GOAL
For this exercise, copy out each line of the material below that includes "Diameter".

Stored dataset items
....

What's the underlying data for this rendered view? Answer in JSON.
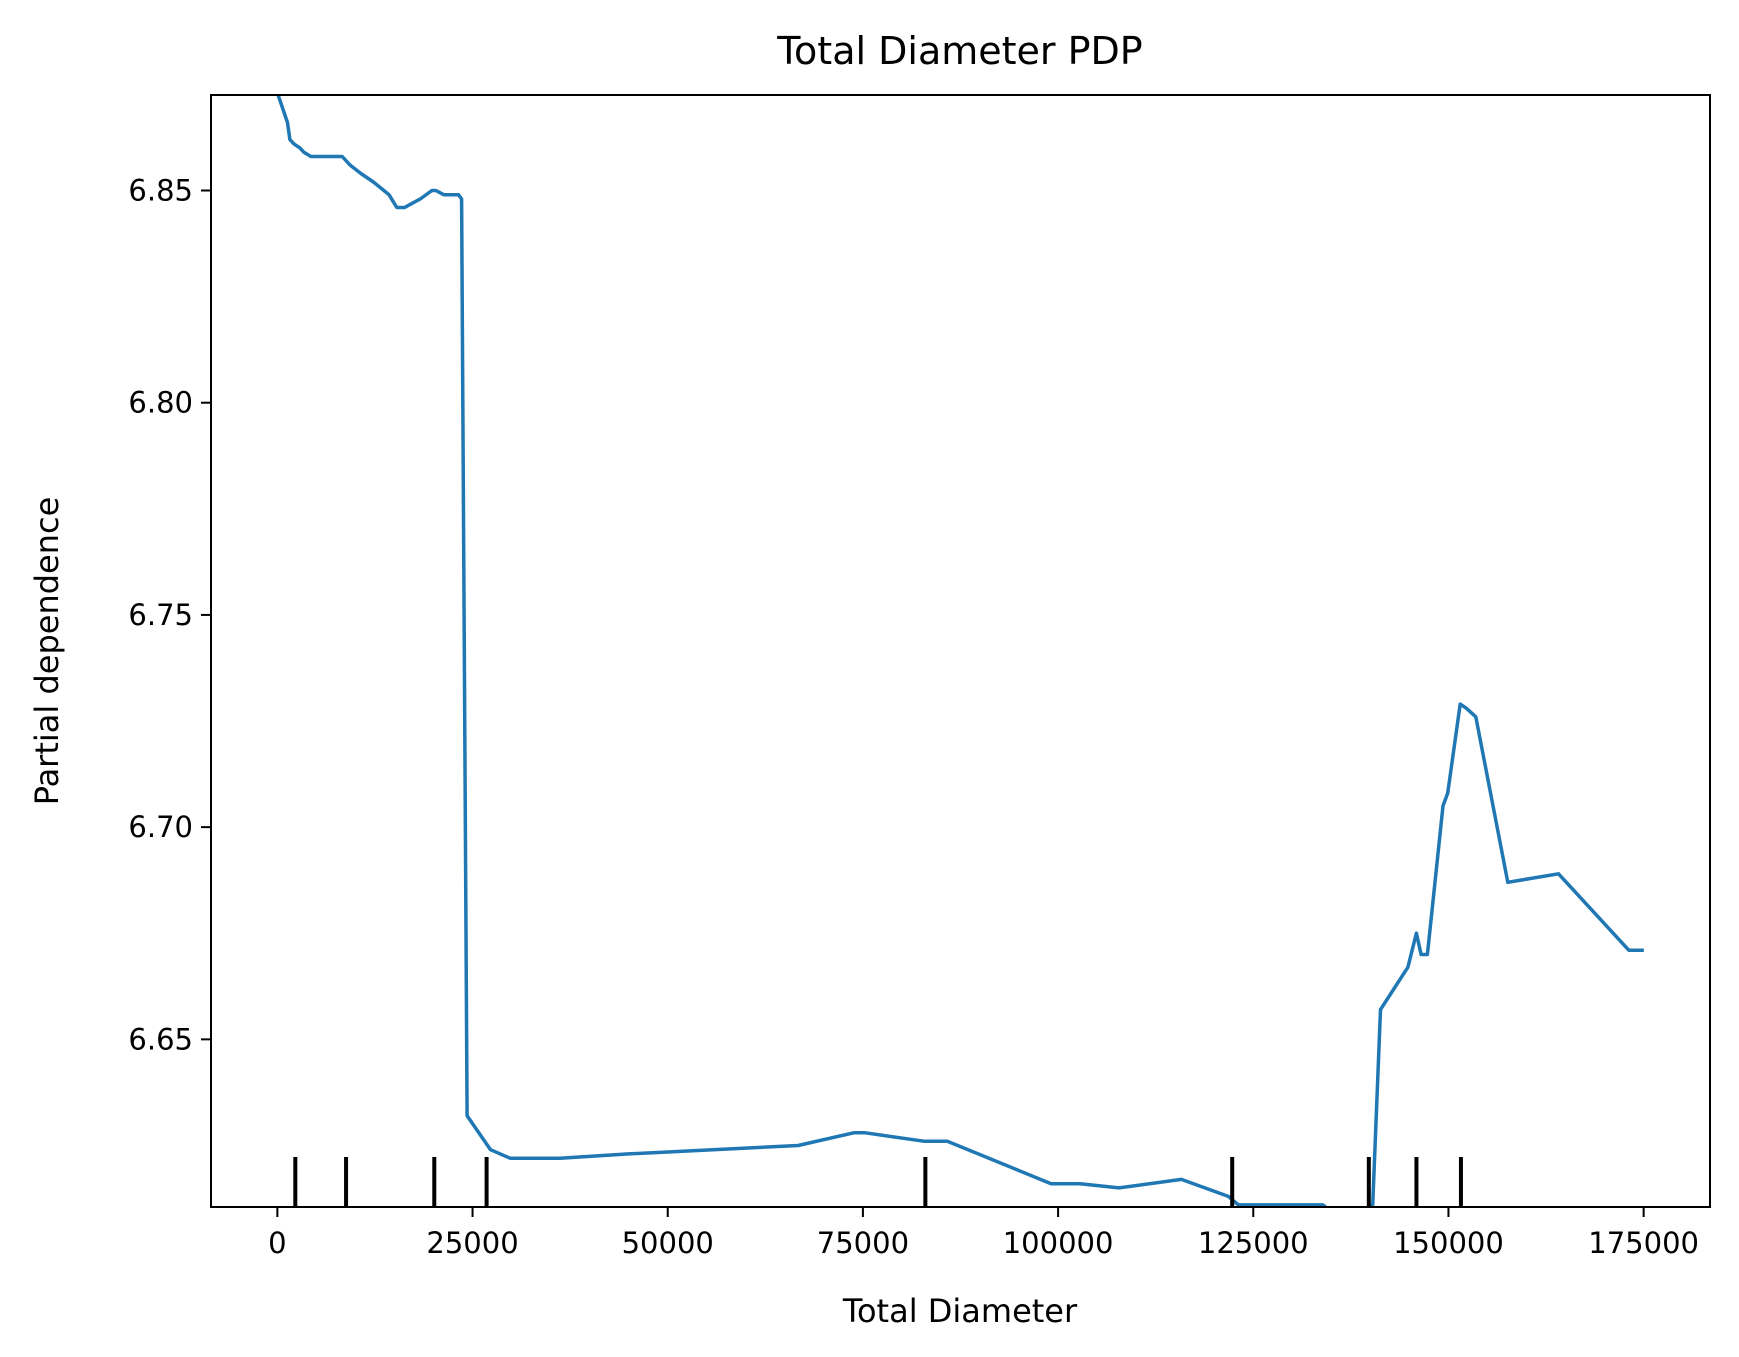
{
  "chart_data": {
    "type": "line",
    "title": "Total Diameter PDP",
    "xlabel": "Total Diameter",
    "ylabel": "Partial dependence",
    "xlim": [
      -8500,
      183500
    ],
    "ylim": [
      6.6105,
      6.8725
    ],
    "xticks": [
      0,
      25000,
      50000,
      75000,
      100000,
      125000,
      150000,
      175000
    ],
    "yticks": [
      6.65,
      6.7,
      6.75,
      6.8,
      6.85
    ],
    "ytick_labels": [
      "6.65",
      "6.70",
      "6.75",
      "6.80",
      "6.85"
    ],
    "grid": false,
    "line_color": "#1f77b4",
    "rug_color": "#000000",
    "rug_x": [
      2300,
      8800,
      20100,
      26800,
      83000,
      122300,
      139800,
      145900,
      151600
    ],
    "series": [
      {
        "x": [
          0,
          1300,
          1600,
          2100,
          2900,
          3400,
          4300,
          6300,
          8300,
          9300,
          10700,
          12300,
          14300,
          15300,
          15700,
          16300,
          17300,
          18300,
          19800,
          20300,
          21300,
          22300,
          23200,
          23600,
          24300,
          27300,
          29800,
          36200,
          45000,
          66700,
          73900,
          75200,
          82800,
          85800,
          99100,
          102800,
          107800,
          115800,
          121800,
          123100,
          133900,
          135300,
          136600,
          139300,
          140300,
          141300,
          144800,
          145900,
          146500,
          147300,
          149300,
          149900,
          151500,
          152300,
          153500,
          157600,
          164100,
          173100,
          174800
        ],
        "y": [
          6.873,
          6.866,
          6.862,
          6.861,
          6.86,
          6.859,
          6.858,
          6.858,
          6.858,
          6.856,
          6.854,
          6.852,
          6.849,
          6.846,
          6.846,
          6.846,
          6.847,
          6.848,
          6.85,
          6.85,
          6.849,
          6.849,
          6.849,
          6.848,
          6.632,
          6.624,
          6.622,
          6.622,
          6.623,
          6.625,
          6.628,
          6.628,
          6.626,
          6.626,
          6.616,
          6.616,
          6.615,
          6.617,
          6.613,
          6.611,
          6.611,
          6.609,
          6.61,
          6.61,
          6.611,
          6.657,
          6.667,
          6.675,
          6.67,
          6.67,
          6.705,
          6.708,
          6.729,
          6.728,
          6.726,
          6.687,
          6.689,
          6.671,
          6.671
        ]
      }
    ]
  }
}
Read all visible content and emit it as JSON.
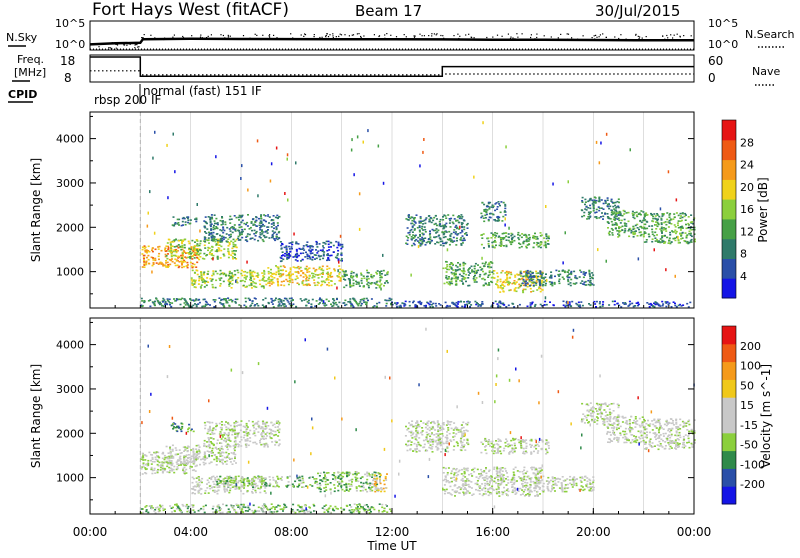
{
  "header": {
    "station": "Fort Hays West (fitACF)",
    "beam": "Beam 17",
    "date": "30/Jul/2015"
  },
  "top_panels": {
    "nsky_label": "N.Sky",
    "nsearch_label": "N.Search",
    "freq_label_line1": "Freq.",
    "freq_label_line2": "[MHz]",
    "nave_label": "Nave",
    "cpid_label": "CPID",
    "nsky_ticks": [
      "10^5",
      "10^0"
    ],
    "nsearch_ticks": [
      "10^5",
      "10^0"
    ],
    "freq_ticks": [
      "18",
      "8"
    ],
    "nave_ticks": [
      "60",
      "0"
    ],
    "cpid_segments": [
      "rbsp 200 IF",
      "normal (fast) 151 IF"
    ]
  },
  "colors": {
    "power": [
      "#1414e6",
      "#2a4fa8",
      "#2f7a6a",
      "#46a046",
      "#8bcf3c",
      "#f0d21a",
      "#f59a1a",
      "#ef5a14",
      "#e61414"
    ],
    "velocity": [
      "#e61414",
      "#ef5a14",
      "#f59a1a",
      "#f0c81a",
      "#c8c8c8",
      "#c8c8c8",
      "#8bcf3c",
      "#2f8a4a",
      "#2a4fa8",
      "#1414e6"
    ],
    "grid": "#bdbdbd"
  },
  "chart_data": [
    {
      "type": "line",
      "title": "N.Sky / N.Search",
      "x_range_hours": [
        0,
        24
      ],
      "series": [
        {
          "name": "N.Sky",
          "x": [
            0,
            1,
            2,
            2.1,
            4,
            6,
            8,
            10,
            12,
            14,
            16,
            18,
            20,
            22,
            24
          ],
          "values": [
            5,
            8,
            10,
            50,
            60,
            55,
            52,
            50,
            48,
            45,
            40,
            38,
            35,
            30,
            30
          ]
        },
        {
          "name": "N.Search",
          "x": [
            0,
            24
          ],
          "values": [
            1,
            1
          ]
        }
      ]
    },
    {
      "type": "line",
      "title": "Freq. / Nave",
      "x_range_hours": [
        0,
        24
      ],
      "ylim_freq": [
        8,
        18
      ],
      "ylim_nave": [
        0,
        60
      ],
      "series": [
        {
          "name": "Freq.",
          "x": [
            0,
            2,
            2,
            14,
            14,
            24
          ],
          "values": [
            18,
            18,
            10,
            10,
            14,
            14
          ]
        },
        {
          "name": "Nave",
          "x": [
            0,
            2,
            2,
            14,
            14,
            24
          ],
          "values": [
            28,
            28,
            18,
            18,
            20,
            20
          ]
        }
      ]
    },
    {
      "type": "heatmap",
      "title": "Power",
      "xlabel": "",
      "ylabel": "Slant Range [km]",
      "colorbar_label": "Power [dB]",
      "colorbar_ticks": [
        "28",
        "24",
        "20",
        "16",
        "12",
        "8",
        "4"
      ],
      "xlim_hours": [
        0,
        24
      ],
      "ylim_km": [
        180,
        4600
      ],
      "yticks": [
        "4000",
        "3000",
        "2000",
        "1000"
      ],
      "xticks": [
        "00:00",
        "04:00",
        "08:00",
        "12:00",
        "16:00",
        "20:00",
        "00:00"
      ],
      "echo_regions": [
        {
          "t0": 2.0,
          "t1": 4.3,
          "r0": 1100,
          "r1": 1600,
          "level": 6
        },
        {
          "t0": 3.0,
          "t1": 5.8,
          "r0": 1300,
          "r1": 1750,
          "level": 4
        },
        {
          "t0": 3.2,
          "t1": 4.2,
          "r0": 2050,
          "r1": 2250,
          "level": 2
        },
        {
          "t0": 4.5,
          "t1": 7.5,
          "r0": 1700,
          "r1": 2300,
          "level": 2
        },
        {
          "t0": 7.5,
          "t1": 10.0,
          "r0": 1250,
          "r1": 1700,
          "level": 1
        },
        {
          "t0": 4.0,
          "t1": 7.0,
          "r0": 650,
          "r1": 1050,
          "level": 4
        },
        {
          "t0": 7.0,
          "t1": 10.0,
          "r0": 700,
          "r1": 1150,
          "level": 5
        },
        {
          "t0": 10.0,
          "t1": 11.8,
          "r0": 650,
          "r1": 1050,
          "level": 3
        },
        {
          "t0": 2.0,
          "t1": 12.0,
          "r0": 220,
          "r1": 420,
          "level": 2
        },
        {
          "t0": 12.0,
          "t1": 24.0,
          "r0": 220,
          "r1": 350,
          "level": 1
        },
        {
          "t0": 12.5,
          "t1": 15.0,
          "r0": 1600,
          "r1": 2300,
          "level": 2
        },
        {
          "t0": 14.0,
          "t1": 16.0,
          "r0": 700,
          "r1": 1250,
          "level": 3
        },
        {
          "t0": 16.0,
          "t1": 18.0,
          "r0": 550,
          "r1": 1050,
          "level": 5
        },
        {
          "t0": 17.0,
          "t1": 20.0,
          "r0": 700,
          "r1": 1050,
          "level": 2
        },
        {
          "t0": 15.5,
          "t1": 18.2,
          "r0": 1550,
          "r1": 1900,
          "level": 3
        },
        {
          "t0": 15.5,
          "t1": 16.5,
          "r0": 2150,
          "r1": 2600,
          "level": 2
        },
        {
          "t0": 19.5,
          "t1": 21.0,
          "r0": 2200,
          "r1": 2700,
          "level": 2
        },
        {
          "t0": 20.5,
          "t1": 22.0,
          "r0": 1800,
          "r1": 2400,
          "level": 3
        },
        {
          "t0": 22.0,
          "t1": 24.0,
          "r0": 1650,
          "r1": 2350,
          "level": 3
        }
      ]
    },
    {
      "type": "heatmap",
      "title": "Velocity",
      "xlabel": "Time UT",
      "ylabel": "Slant Range [km]",
      "colorbar_label": "Velocity [m s^-1]",
      "colorbar_ticks": [
        "200",
        "100",
        "50",
        "15",
        "-15",
        "-50",
        "-100",
        "-200"
      ],
      "xlim_hours": [
        0,
        24
      ],
      "ylim_km": [
        180,
        4600
      ],
      "yticks": [
        "4000",
        "3000",
        "2000",
        "1000"
      ],
      "xticks": [
        "00:00",
        "04:00",
        "08:00",
        "12:00",
        "16:00",
        "20:00",
        "00:00"
      ],
      "echo_regions": [
        {
          "t0": 2.0,
          "t1": 4.3,
          "r0": 1100,
          "r1": 1600,
          "level": 4
        },
        {
          "t0": 3.0,
          "t1": 5.8,
          "r0": 1300,
          "r1": 1750,
          "level": 4
        },
        {
          "t0": 3.2,
          "t1": 4.2,
          "r0": 2050,
          "r1": 2250,
          "level": 2
        },
        {
          "t0": 4.5,
          "t1": 7.5,
          "r0": 1700,
          "r1": 2300,
          "level": 4
        },
        {
          "t0": 4.0,
          "t1": 7.0,
          "r0": 650,
          "r1": 1050,
          "level": 4
        },
        {
          "t0": 5.0,
          "t1": 9.0,
          "r0": 800,
          "r1": 1050,
          "level": 3
        },
        {
          "t0": 9.0,
          "t1": 11.5,
          "r0": 700,
          "r1": 1150,
          "level": 3
        },
        {
          "t0": 11.2,
          "t1": 11.8,
          "r0": 700,
          "r1": 1100,
          "level": 6
        },
        {
          "t0": 2.0,
          "t1": 12.0,
          "r0": 220,
          "r1": 420,
          "level": 3
        },
        {
          "t0": 12.5,
          "t1": 15.0,
          "r0": 1600,
          "r1": 2300,
          "level": 4
        },
        {
          "t0": 14.0,
          "t1": 18.0,
          "r0": 600,
          "r1": 1250,
          "level": 4
        },
        {
          "t0": 17.0,
          "t1": 20.0,
          "r0": 700,
          "r1": 1050,
          "level": 4
        },
        {
          "t0": 15.5,
          "t1": 18.2,
          "r0": 1550,
          "r1": 1900,
          "level": 4
        },
        {
          "t0": 19.5,
          "t1": 21.0,
          "r0": 2200,
          "r1": 2700,
          "level": 4
        },
        {
          "t0": 20.5,
          "t1": 22.0,
          "r0": 1800,
          "r1": 2400,
          "level": 4
        },
        {
          "t0": 22.0,
          "t1": 24.0,
          "r0": 1650,
          "r1": 2350,
          "level": 4
        }
      ]
    }
  ],
  "x_axis_label": "Time UT"
}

....

RESPONSE BELOW
    "title": "Total Diameter PDP",
    "xlabel": "Total Diameter",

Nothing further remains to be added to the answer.